** Start of Data for the task **

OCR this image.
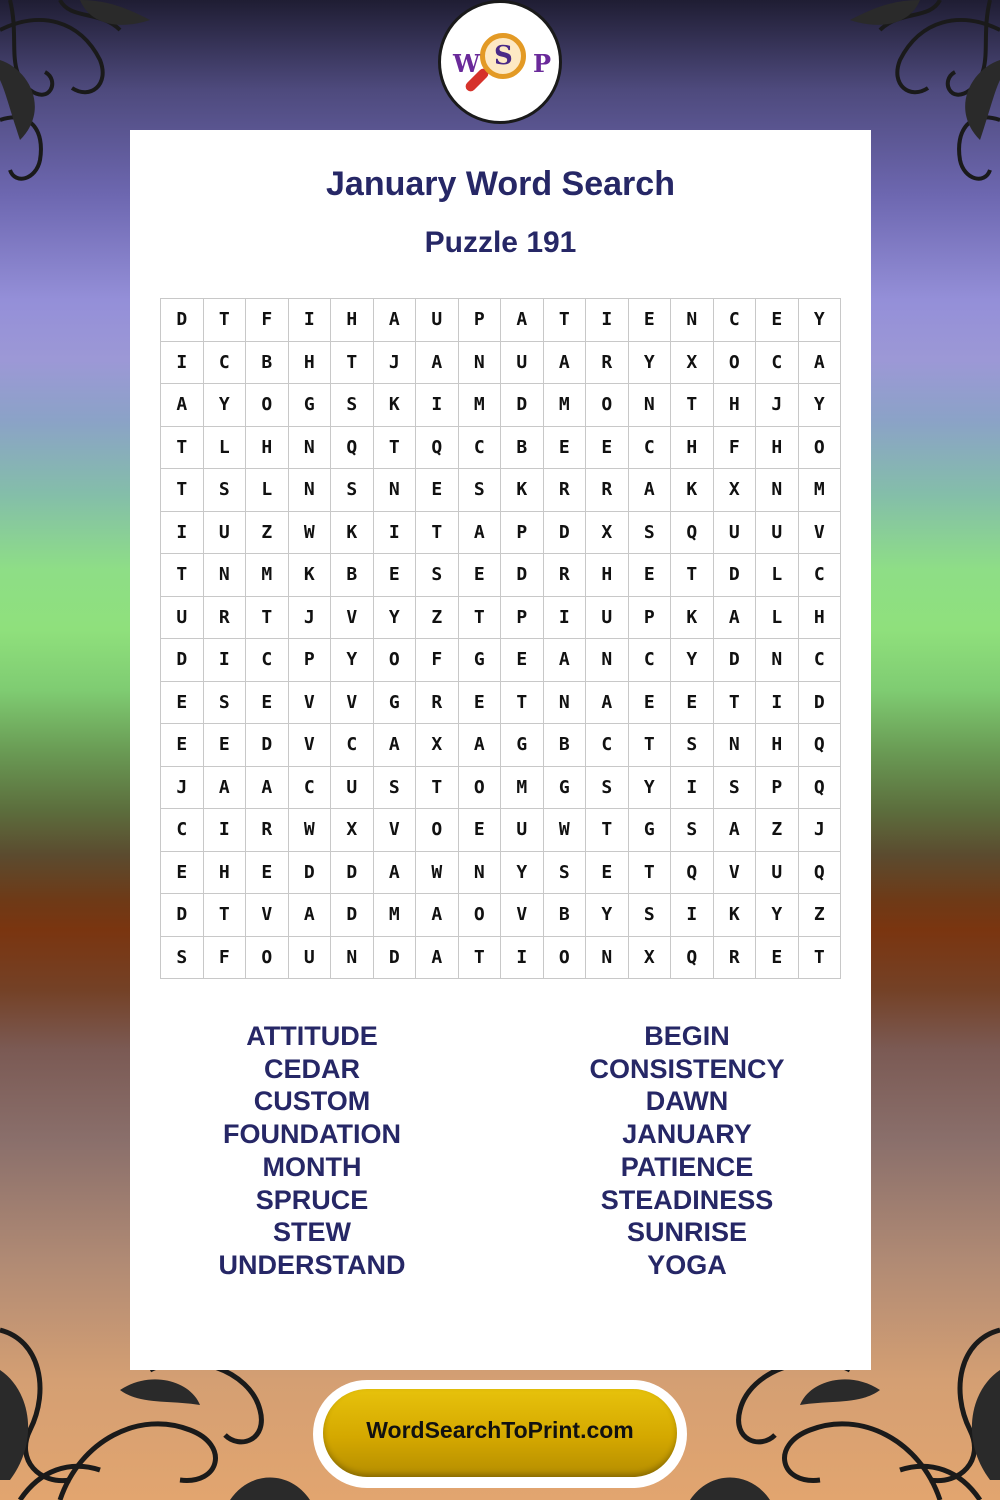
W S P
January Word Search
Puzzle 191
D	T	F	I	H	A	U	P	A	T	I	E	N	C	E	Y
I	C	B	H	T	J	A	N	U	A	R	Y	X	O	C	A
A	Y	O	G	S	K	I	M	D	M	O	N	T	H	J	Y
T	L	H	N	Q	T	Q	C	B	E	E	C	H	F	H	O
T	S	L	N	S	N	E	S	K	R	R	A	K	X	N	M
I	U	Z	W	K	I	T	A	P	D	X	S	Q	U	U	V
T	N	M	K	B	E	S	E	D	R	H	E	T	D	L	C
U	R	T	J	V	Y	Z	T	P	I	U	P	K	A	L	H
D	I	C	P	Y	O	F	G	E	A	N	C	Y	D	N	C
E	S	E	V	V	G	R	E	T	N	A	E	E	T	I	D
E	E	D	V	C	A	X	A	G	B	C	T	S	N	H	Q
J	A	A	C	U	S	T	O	M	G	S	Y	I	S	P	Q
C	I	R	W	X	V	O	E	U	W	T	G	S	A	Z	J
E	H	E	D	D	A	W	N	Y	S	E	T	Q	V	U	Q
D	T	V	A	D	M	A	O	V	B	Y	S	I	K	Y	Z
S	F	O	U	N	D	A	T	I	O	N	X	Q	R	E	T
ATTITUDE
CEDAR
CUSTOM
FOUNDATION
MONTH
SPRUCE
STEW
UNDERSTAND
BEGIN
CONSISTENCY
DAWN
JANUARY
PATIENCE
STEADINESS
SUNRISE
YOGA
WordSearchToPrint.com
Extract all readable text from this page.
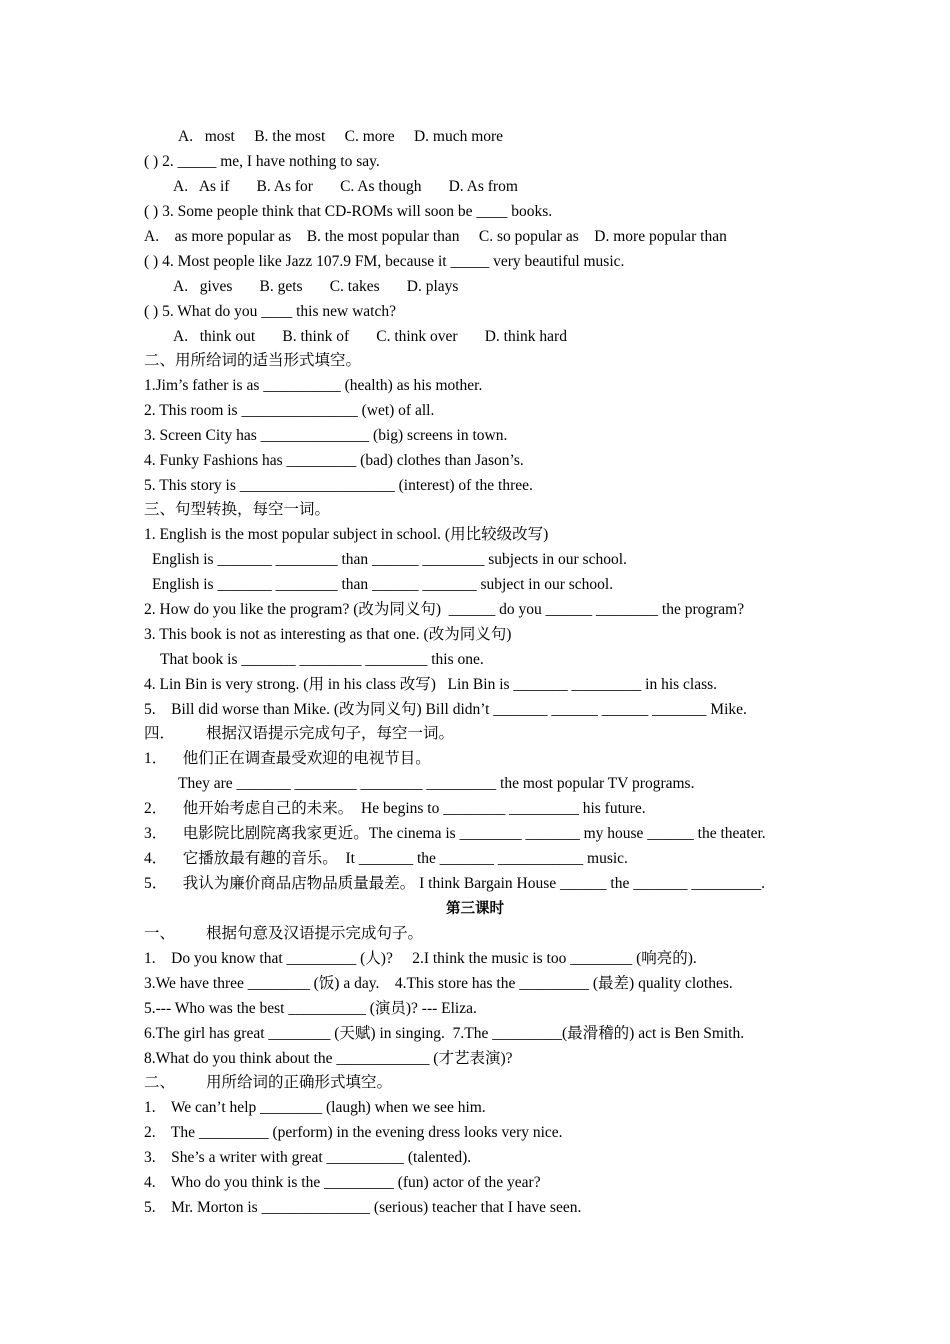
A.   most     B. the most     C. more     D. much more
( ) 2. _____ me, I have nothing to say.
A.   As if       B. As for       C. As though       D. As from
( ) 3. Some people think that CD-ROMs will soon be ____ books.
A.    as more popular as    B. the most popular than     C. so popular as    D. more popular than
( ) 4. Most people like Jazz 107.9 FM, because it _____ very beautiful music.
A.   gives       B. gets       C. takes       D. plays
( ) 5. What do you ____ this new watch?
A.   think out       B. think of       C. think over       D. think hard
二、用所给词的适当形式填空。
1.Jim’s father is as __________ (health) as his mother.
2. This room is _______________ (wet) of all.
3. Screen City has ______________ (big) screens in town.
4. Funky Fashions has _________ (bad) clothes than Jason’s.
5. This story is ____________________ (interest) of the three.
三、句型转换，每空一词。
1. English is the most popular subject in school. (用比较级改写)
English is _______ ________ than ______ ________ subjects in our school.
English is _______ ________ than ______ _______ subject in our school.
2. How do you like the program? (改为同义句)  ______ do you ______ ________ the program?
3. This book is not as interesting as that one. (改为同义句)
That book is _______ ________ ________ this one.
4. Lin Bin is very strong. (用 in his class 改写)   Lin Bin is _______ _________ in his class.
5.    Bill did worse than Mike. (改为同义句) Bill didn’t _______ ______ ______ _______ Mike.
四．        根据汉语提示完成句子，每空一词。
1．    他们正在调查最受欢迎的电视节目。
They are _______ ________ ________ _________ the most popular TV programs.
2．    他开始考虑自己的未来。  He begins to ________ _________ his future.
3．    电影院比剧院离我家更近。The cinema is ________ _______ my house ______ the theater.
4．    它播放最有趣的音乐。  It _______ the _______ ___________ music.
5．    我认为廉价商品店物品质量最差。 I think Bargain House ______ the _______ _________.
第三课时
一、        根据句意及汉语提示完成句子。
1.    Do you know that _________ (人)?     2.I think the music is too ________ (响亮的).
3.We have three ________ (饭) a day.    4.This store has the _________ (最差) quality clothes.
5.--- Who was the best __________ (演员)? --- Eliza.
6.The girl has great ________ (天赋) in singing.  7.The _________(最滑稽的) act is Ben Smith.
8.What do you think about the ____________ (才艺表演)?
二、        用所给词的正确形式填空。
1.    We can’t help ________ (laugh) when we see him.
2.    The _________ (perform) in the evening dress looks very nice.
3.    She’s a writer with great __________ (talented).
4.    Who do you think is the _________ (fun) actor of the year?
5.    Mr. Morton is ______________ (serious) teacher that I have seen.
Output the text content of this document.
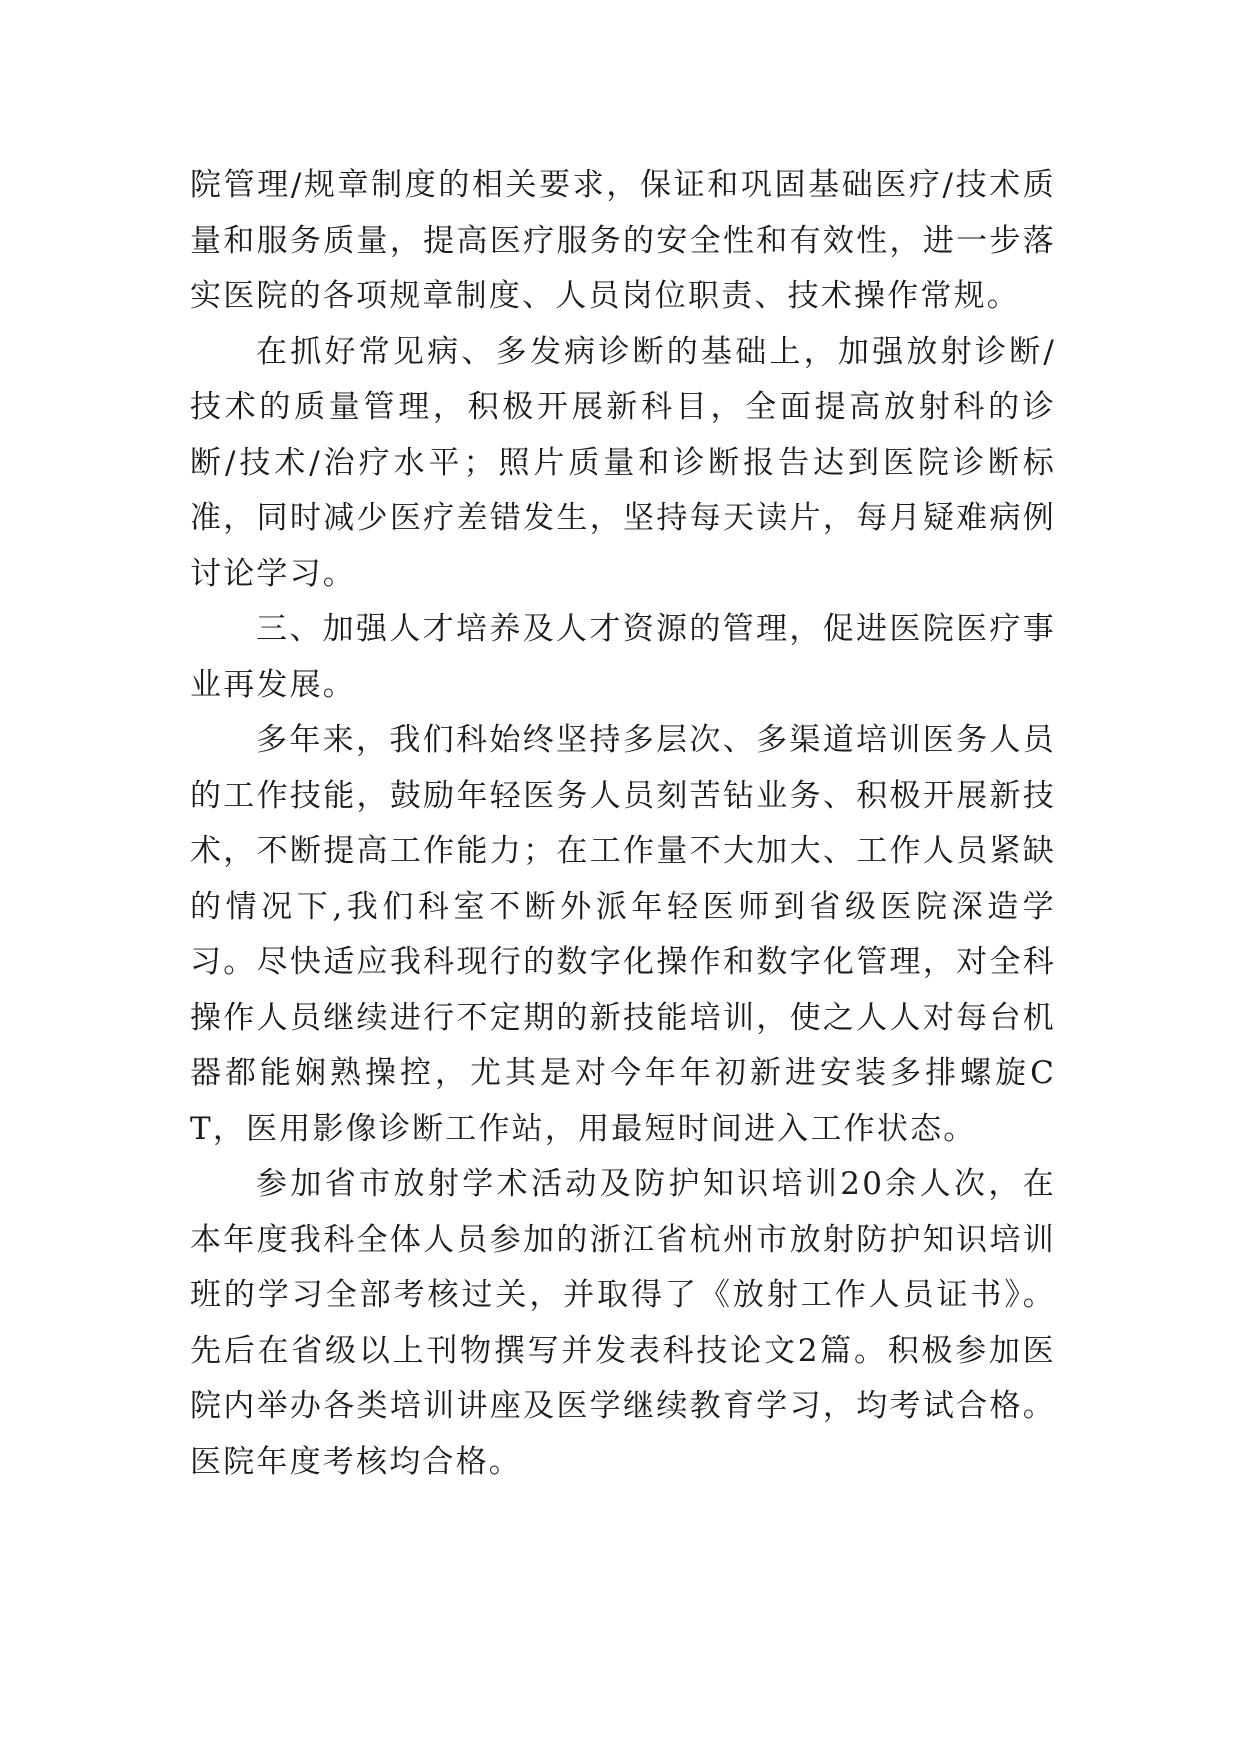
院管理/规章制度的相关要求，保证和巩固基础医疗/技术质量和服务质量，提高医疗服务的安全性和有效性，进一步落实医院的各项规章制度、人员岗位职责、技术操作常规。

在抓好常见病、多发病诊断的基础上，加强放射诊断/技术的质量管理，积极开展新科目，全面提高放射科的诊断/技术/治疗水平；照片质量和诊断报告达到医院诊断标准，同时减少医疗差错发生，坚持每天读片，每月疑难病例讨论学习。

三、加强人才培养及人才资源的管理，促进医院医疗事业再发展。

多年来，我们科始终坚持多层次、多渠道培训医务人员的工作技能，鼓励年轻医务人员刻苦钻业务、积极开展新技术，不断提高工作能力；在工作量不大加大、工作人员紧缺的情况下,我们科室不断外派年轻医师到省级医院深造学习。尽快适应我科现行的数字化操作和数字化管理，对全科操作人员继续进行不定期的新技能培训，使之人人对每台机器都能娴熟操控，尤其是对今年年初新进安装多排螺旋CT，医用影像诊断工作站，用最短时间进入工作状态。

参加省市放射学术活动及防护知识培训20余人次，在本年度我科全体人员参加的浙江省杭州市放射防护知识培训班的学习全部考核过关，并取得了《放射工作人员证书》。先后在省级以上刊物撰写并发表科技论文2篇。积极参加医院内举办各类培训讲座及医学继续教育学习，均考试合格。医院年度考核均合格。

** End of Data for the task **

Find the word "very" in the data and show each line that holds it.

Problem solution —
( ) 4. Most people like Jazz 107.9 FM, because it _____ very beautiful music.
4. Lin Bin is very strong. (用 in his class 改写)   Lin Bin is _______ _________ in his class.
2.    The _________ (perform) in the evening dress looks very nice.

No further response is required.